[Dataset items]
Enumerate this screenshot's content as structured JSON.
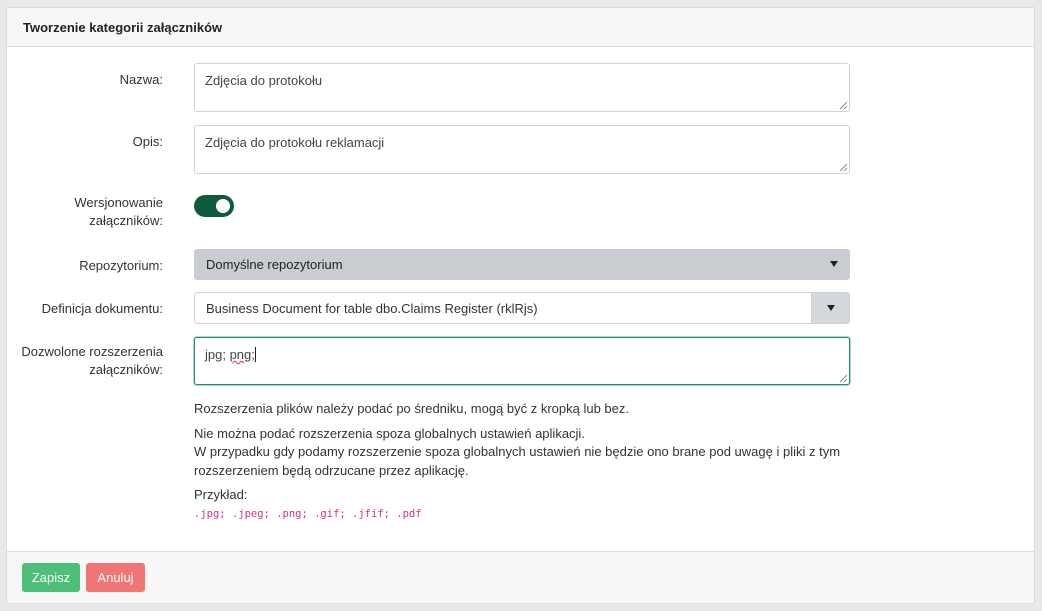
{
  "header": {
    "title": "Tworzenie kategorii załączników"
  },
  "form": {
    "name": {
      "label": "Nazwa:",
      "value": "Zdjęcia do protokołu"
    },
    "description": {
      "label": "Opis:",
      "value": "Zdjęcia do protokołu reklamacji"
    },
    "versioning": {
      "label_line1": "Wersjonowanie",
      "label_line2": "załączników:",
      "enabled": true
    },
    "repository": {
      "label": "Repozytorium:",
      "selected": "Domyślne repozytorium"
    },
    "document_definition": {
      "label": "Definicja dokumentu:",
      "selected": "Business Document for table dbo.Claims Register (rklRjs)"
    },
    "extensions": {
      "label_line1": "Dozwolone rozszerzenia",
      "label_line2": "załączników:",
      "value_part1": "jpg; ",
      "value_part2": "png;"
    }
  },
  "help": {
    "line1": "Rozszerzenia plików należy podać po średniku, mogą być z kropką lub bez.",
    "line2": "Nie można podać rozszerzenia spoza globalnych ustawień aplikacji.",
    "line3": "W przypadku gdy podamy rozszerzenie spoza globalnych ustawień nie będzie ono brane pod uwagę i pliki z tym",
    "line4": "rozszerzeniem będą odrzucane przez aplikację.",
    "example_label": "Przykład:",
    "example_code": ".jpg; .jpeg; .png; .gif; .jfif; .pdf"
  },
  "footer": {
    "save_label": "Zapisz",
    "cancel_label": "Anuluj"
  },
  "colors": {
    "toggle_on": "#0e5a3d",
    "save": "#4dbf79",
    "cancel": "#f07575",
    "focus_border": "#1f8f5b",
    "code": "#d63384"
  }
}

EXERCISE OBJECTIVE: Go through the listing above and return every line where the word "spoza" occurs.

RIGHT ANSWER:
    "line2": "Nie można podać rozszerzenia spoza globalnych ustawień aplikacji.",
    "line3": "W przypadku gdy podamy rozszerzenie spoza globalnych ustawień nie będzie ono brane pod uwagę i pliki z tym",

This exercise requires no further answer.